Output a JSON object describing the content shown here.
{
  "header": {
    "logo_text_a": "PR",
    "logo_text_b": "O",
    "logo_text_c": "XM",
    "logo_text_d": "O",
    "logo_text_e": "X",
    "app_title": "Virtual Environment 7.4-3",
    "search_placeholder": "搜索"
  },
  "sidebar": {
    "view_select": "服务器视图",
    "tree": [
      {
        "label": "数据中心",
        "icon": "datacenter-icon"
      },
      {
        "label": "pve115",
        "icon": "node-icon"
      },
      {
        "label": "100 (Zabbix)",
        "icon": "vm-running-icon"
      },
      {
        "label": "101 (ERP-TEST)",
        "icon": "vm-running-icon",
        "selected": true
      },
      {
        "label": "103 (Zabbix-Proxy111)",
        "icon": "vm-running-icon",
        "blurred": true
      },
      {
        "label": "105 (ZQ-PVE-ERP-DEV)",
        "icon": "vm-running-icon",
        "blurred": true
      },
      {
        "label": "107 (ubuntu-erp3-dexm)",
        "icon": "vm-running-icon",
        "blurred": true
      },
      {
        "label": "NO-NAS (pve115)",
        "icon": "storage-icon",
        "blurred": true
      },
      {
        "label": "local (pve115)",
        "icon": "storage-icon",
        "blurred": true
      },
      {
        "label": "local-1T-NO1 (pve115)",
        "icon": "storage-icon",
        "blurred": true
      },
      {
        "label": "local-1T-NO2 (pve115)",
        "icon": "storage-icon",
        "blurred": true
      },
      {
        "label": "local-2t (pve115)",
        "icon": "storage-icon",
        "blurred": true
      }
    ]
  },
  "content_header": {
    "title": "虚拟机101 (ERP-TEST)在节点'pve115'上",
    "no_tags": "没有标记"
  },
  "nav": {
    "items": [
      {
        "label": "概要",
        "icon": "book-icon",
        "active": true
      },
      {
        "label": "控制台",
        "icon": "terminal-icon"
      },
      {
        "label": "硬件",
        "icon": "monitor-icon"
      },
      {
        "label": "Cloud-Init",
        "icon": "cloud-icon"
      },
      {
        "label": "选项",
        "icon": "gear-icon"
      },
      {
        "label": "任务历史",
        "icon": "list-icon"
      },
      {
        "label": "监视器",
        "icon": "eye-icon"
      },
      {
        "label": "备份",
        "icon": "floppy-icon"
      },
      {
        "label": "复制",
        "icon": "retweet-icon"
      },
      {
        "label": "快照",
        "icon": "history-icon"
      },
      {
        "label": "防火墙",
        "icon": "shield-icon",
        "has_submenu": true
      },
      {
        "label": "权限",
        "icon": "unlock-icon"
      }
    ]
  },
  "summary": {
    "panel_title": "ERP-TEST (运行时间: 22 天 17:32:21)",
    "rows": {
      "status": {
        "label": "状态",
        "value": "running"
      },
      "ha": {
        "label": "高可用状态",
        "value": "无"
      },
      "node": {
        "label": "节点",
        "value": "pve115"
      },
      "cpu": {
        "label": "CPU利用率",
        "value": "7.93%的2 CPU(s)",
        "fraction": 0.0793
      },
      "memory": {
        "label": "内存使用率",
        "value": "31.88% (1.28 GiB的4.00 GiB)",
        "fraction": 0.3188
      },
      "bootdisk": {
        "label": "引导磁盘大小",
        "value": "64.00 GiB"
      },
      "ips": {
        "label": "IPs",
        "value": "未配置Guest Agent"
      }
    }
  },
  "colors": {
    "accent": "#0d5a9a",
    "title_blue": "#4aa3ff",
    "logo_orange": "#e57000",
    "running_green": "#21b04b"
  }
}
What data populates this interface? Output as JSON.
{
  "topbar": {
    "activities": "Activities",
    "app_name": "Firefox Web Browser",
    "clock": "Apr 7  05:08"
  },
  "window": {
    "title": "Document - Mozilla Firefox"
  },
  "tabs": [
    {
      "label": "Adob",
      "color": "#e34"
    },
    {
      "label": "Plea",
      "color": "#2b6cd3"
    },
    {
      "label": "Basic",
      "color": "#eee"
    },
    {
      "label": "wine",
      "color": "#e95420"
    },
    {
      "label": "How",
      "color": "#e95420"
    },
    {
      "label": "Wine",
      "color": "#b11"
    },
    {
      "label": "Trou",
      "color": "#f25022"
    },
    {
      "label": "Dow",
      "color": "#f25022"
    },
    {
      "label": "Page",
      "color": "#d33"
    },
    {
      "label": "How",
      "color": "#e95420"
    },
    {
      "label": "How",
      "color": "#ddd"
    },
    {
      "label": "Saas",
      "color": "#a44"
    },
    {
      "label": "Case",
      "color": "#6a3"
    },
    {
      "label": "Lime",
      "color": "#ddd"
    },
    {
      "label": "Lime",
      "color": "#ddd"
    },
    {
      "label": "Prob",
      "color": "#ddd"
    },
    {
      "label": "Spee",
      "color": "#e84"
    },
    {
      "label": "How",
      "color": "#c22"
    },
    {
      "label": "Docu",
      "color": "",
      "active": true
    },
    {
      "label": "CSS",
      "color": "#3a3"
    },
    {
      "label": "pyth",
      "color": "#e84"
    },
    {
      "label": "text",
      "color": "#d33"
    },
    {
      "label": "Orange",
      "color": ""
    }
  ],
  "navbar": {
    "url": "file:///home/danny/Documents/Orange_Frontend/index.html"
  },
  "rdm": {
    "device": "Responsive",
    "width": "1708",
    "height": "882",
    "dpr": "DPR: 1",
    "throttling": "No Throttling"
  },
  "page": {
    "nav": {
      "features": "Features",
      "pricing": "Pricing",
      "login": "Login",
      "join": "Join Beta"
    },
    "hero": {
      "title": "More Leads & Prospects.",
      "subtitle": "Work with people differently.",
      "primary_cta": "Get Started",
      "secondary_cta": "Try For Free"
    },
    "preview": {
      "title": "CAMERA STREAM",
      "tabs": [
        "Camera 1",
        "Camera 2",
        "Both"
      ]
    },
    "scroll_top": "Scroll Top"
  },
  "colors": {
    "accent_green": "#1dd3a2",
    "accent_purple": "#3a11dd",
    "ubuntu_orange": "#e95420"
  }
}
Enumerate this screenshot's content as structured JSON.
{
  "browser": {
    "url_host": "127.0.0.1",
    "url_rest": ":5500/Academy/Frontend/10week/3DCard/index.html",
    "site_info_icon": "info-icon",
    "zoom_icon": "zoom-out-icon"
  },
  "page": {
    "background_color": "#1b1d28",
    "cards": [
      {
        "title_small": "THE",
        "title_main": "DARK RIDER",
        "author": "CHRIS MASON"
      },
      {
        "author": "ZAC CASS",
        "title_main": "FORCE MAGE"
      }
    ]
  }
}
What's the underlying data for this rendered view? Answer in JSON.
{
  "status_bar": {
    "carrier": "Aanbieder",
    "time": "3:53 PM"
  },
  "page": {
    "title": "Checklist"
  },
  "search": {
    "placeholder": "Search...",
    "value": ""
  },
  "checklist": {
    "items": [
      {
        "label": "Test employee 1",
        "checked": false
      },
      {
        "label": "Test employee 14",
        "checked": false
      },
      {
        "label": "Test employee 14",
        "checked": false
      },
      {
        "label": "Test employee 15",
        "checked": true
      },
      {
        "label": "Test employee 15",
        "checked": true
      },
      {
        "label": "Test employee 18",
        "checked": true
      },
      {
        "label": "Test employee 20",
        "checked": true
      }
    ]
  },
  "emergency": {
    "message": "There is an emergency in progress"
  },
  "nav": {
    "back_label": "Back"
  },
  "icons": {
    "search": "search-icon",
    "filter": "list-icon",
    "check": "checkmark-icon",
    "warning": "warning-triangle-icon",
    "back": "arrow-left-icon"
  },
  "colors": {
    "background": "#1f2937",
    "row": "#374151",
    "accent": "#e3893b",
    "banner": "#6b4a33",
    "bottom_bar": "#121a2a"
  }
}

Goal of the exercise:
The whole listing above needs to be written out again exactly.

Exercise output:
Output a JSON object describing the content shown here.
{
  "header": {
    "logo_text_a": "PR",
    "logo_text_b": "O",
    "logo_text_c": "XM",
    "logo_text_d": "O",
    "logo_text_e": "X",
    "app_title": "Virtual Environment 7.4-3",
    "search_placeholder": "搜索"
  },
  "sidebar": {
    "view_select": "服务器视图",
    "tree": [
      {
        "label": "数据中心",
        "icon": "datacenter-icon"
      },
      {
        "label": "pve115",
        "icon": "node-icon"
      },
      {
        "label": "100 (Zabbix)",
        "icon": "vm-running-icon"
      },
      {
        "label": "101 (ERP-TEST)",
        "icon": "vm-running-icon",
        "selected": true
      },
      {
        "label": "103 (Zabbix-Proxy111)",
        "icon": "vm-running-icon",
        "blurred": true
      },
      {
        "label": "105 (ZQ-PVE-ERP-DEV)",
        "icon": "vm-running-icon",
        "blurred": true
      },
      {
        "label": "107 (ubuntu-erp3-dexm)",
        "icon": "vm-running-icon",
        "blurred": true
      },
      {
        "label": "NO-NAS (pve115)",
        "icon": "storage-icon",
        "blurred": true
      },
      {
        "label": "local (pve115)",
        "icon": "storage-icon",
        "blurred": true
      },
      {
        "label": "local-1T-NO1 (pve115)",
        "icon": "storage-icon",
        "blurred": true
      },
      {
        "label": "local-1T-NO2 (pve115)",
        "icon": "storage-icon",
        "blurred": true
      },
      {
        "label": "local-2t (pve115)",
        "icon": "storage-icon",
        "blurred": true
      }
    ]
  },
  "content_header": {
    "title": "虚拟机101 (ERP-TEST)在节点'pve115'上",
    "no_tags": "没有标记"
  },
  "nav": {
    "items": [
      {
        "label": "概要",
        "icon": "book-icon",
        "active": true
      },
      {
        "label": "控制台",
        "icon": "terminal-icon"
      },
      {
        "label": "硬件",
        "icon": "monitor-icon"
      },
      {
        "label": "Cloud-Init",
        "icon": "cloud-icon"
      },
      {
        "label": "选项",
        "icon": "gear-icon"
      },
      {
        "label": "任务历史",
        "icon": "list-icon"
      },
      {
        "label": "监视器",
        "icon": "eye-icon"
      },
      {
        "label": "备份",
        "icon": "floppy-icon"
      },
      {
        "label": "复制",
        "icon": "retweet-icon"
      },
      {
        "label": "快照",
        "icon": "history-icon"
      },
      {
        "label": "防火墙",
        "icon": "shield-icon",
        "has_submenu": true
      },
      {
        "label": "权限",
        "icon": "unlock-icon"
      }
    ]
  },
  "summary": {
    "panel_title": "ERP-TEST (运行时间: 22 天 17:32:21)",
    "rows": {
      "status": {
        "label": "状态",
        "value": "running"
      },
      "ha": {
        "label": "高可用状态",
        "value": "无"
      },
      "node": {
        "label": "节点",
        "value": "pve115"
      },
      "cpu": {
        "label": "CPU利用率",
        "value": "7.93%的2 CPU(s)",
        "fraction": 0.0793
      },
      "memory": {
        "label": "内存使用率",
        "value": "31.88% (1.28 GiB的4.00 GiB)",
        "fraction": 0.3188
      },
      "bootdisk": {
        "label": "引导磁盘大小",
        "value": "64.00 GiB"
      },
      "ips": {
        "label": "IPs",
        "value": "未配置Guest Agent"
      }
    }
  },
  "colors": {
    "accent": "#0d5a9a",
    "title_blue": "#4aa3ff",
    "logo_orange": "#e57000",
    "running_green": "#21b04b"
  }
}
What data populates this interface? Output as JSON.
{
  "topbar": {
    "activities": "Activities",
    "app_name": "Firefox Web Browser",
    "clock": "Apr 7  05:08"
  },
  "window": {
    "title": "Document - Mozilla Firefox"
  },
  "tabs": [
    {
      "label": "Adob",
      "color": "#e34"
    },
    {
      "label": "Plea",
      "color": "#2b6cd3"
    },
    {
      "label": "Basic",
      "color": "#eee"
    },
    {
      "label": "wine",
      "color": "#e95420"
    },
    {
      "label": "How",
      "color": "#e95420"
    },
    {
      "label": "Wine",
      "color": "#b11"
    },
    {
      "label": "Trou",
      "color": "#f25022"
    },
    {
      "label": "Dow",
      "color": "#f25022"
    },
    {
      "label": "Page",
      "color": "#d33"
    },
    {
      "label": "How",
      "color": "#e95420"
    },
    {
      "label": "How",
      "color": "#ddd"
    },
    {
      "label": "Saas",
      "color": "#a44"
    },
    {
      "label": "Case",
      "color": "#6a3"
    },
    {
      "label": "Lime",
      "color": "#ddd"
    },
    {
      "label": "Lime",
      "color": "#ddd"
    },
    {
      "label": "Prob",
      "color": "#ddd"
    },
    {
      "label": "Spee",
      "color": "#e84"
    },
    {
      "label": "How",
      "color": "#c22"
    },
    {
      "label": "Docu",
      "color": "",
      "active": true
    },
    {
      "label": "CSS",
      "color": "#3a3"
    },
    {
      "label": "pyth",
      "color": "#e84"
    },
    {
      "label": "text",
      "color": "#d33"
    },
    {
      "label": "Orange",
      "color": ""
    }
  ],
  "navbar": {
    "url": "file:///home/danny/Documents/Orange_Frontend/index.html"
  },
  "rdm": {
    "device": "Responsive",
    "width": "1708",
    "height": "882",
    "dpr": "DPR: 1",
    "throttling": "No Throttling"
  },
  "page": {
    "nav": {
      "features": "Features",
      "pricing": "Pricing",
      "login": "Login",
      "join": "Join Beta"
    },
    "hero": {
      "title": "More Leads & Prospects.",
      "subtitle": "Work with people differently.",
      "primary_cta": "Get Started",
      "secondary_cta": "Try For Free"
    },
    "preview": {
      "title": "CAMERA STREAM",
      "tabs": [
        "Camera 1",
        "Camera 2",
        "Both"
      ]
    },
    "scroll_top": "Scroll Top"
  },
  "colors": {
    "accent_green": "#1dd3a2",
    "accent_purple": "#3a11dd",
    "ubuntu_orange": "#e95420"
  }
}
Enumerate this screenshot's content as structured JSON.
{
  "browser": {
    "url_host": "127.0.0.1",
    "url_rest": ":5500/Academy/Frontend/10week/3DCard/index.html",
    "site_info_icon": "info-icon",
    "zoom_icon": "zoom-out-icon"
  },
  "page": {
    "background_color": "#1b1d28",
    "cards": [
      {
        "title_small": "THE",
        "title_main": "DARK RIDER",
        "author": "CHRIS MASON"
      },
      {
        "author": "ZAC CASS",
        "title_main": "FORCE MAGE"
      }
    ]
  }
}
What's the underlying data for this rendered view? Answer in JSON.
{
  "status_bar": {
    "carrier": "Aanbieder",
    "time": "3:53 PM"
  },
  "page": {
    "title": "Checklist"
  },
  "search": {
    "placeholder": "Search...",
    "value": ""
  },
  "checklist": {
    "items": [
      {
        "label": "Test employee 1",
        "checked": false
      },
      {
        "label": "Test employee 14",
        "checked": false
      },
      {
        "label": "Test employee 14",
        "checked": false
      },
      {
        "label": "Test employee 15",
        "checked": true
      },
      {
        "label": "Test employee 15",
        "checked": true
      },
      {
        "label": "Test employee 18",
        "checked": true
      },
      {
        "label": "Test employee 20",
        "checked": true
      }
    ]
  },
  "emergency": {
    "message": "There is an emergency in progress"
  },
  "nav": {
    "back_label": "Back"
  },
  "icons": {
    "search": "search-icon",
    "filter": "list-icon",
    "check": "checkmark-icon",
    "warning": "warning-triangle-icon",
    "back": "arrow-left-icon"
  },
  "colors": {
    "background": "#1f2937",
    "row": "#374151",
    "accent": "#e3893b",
    "banner": "#6b4a33",
    "bottom_bar": "#121a2a"
  }
}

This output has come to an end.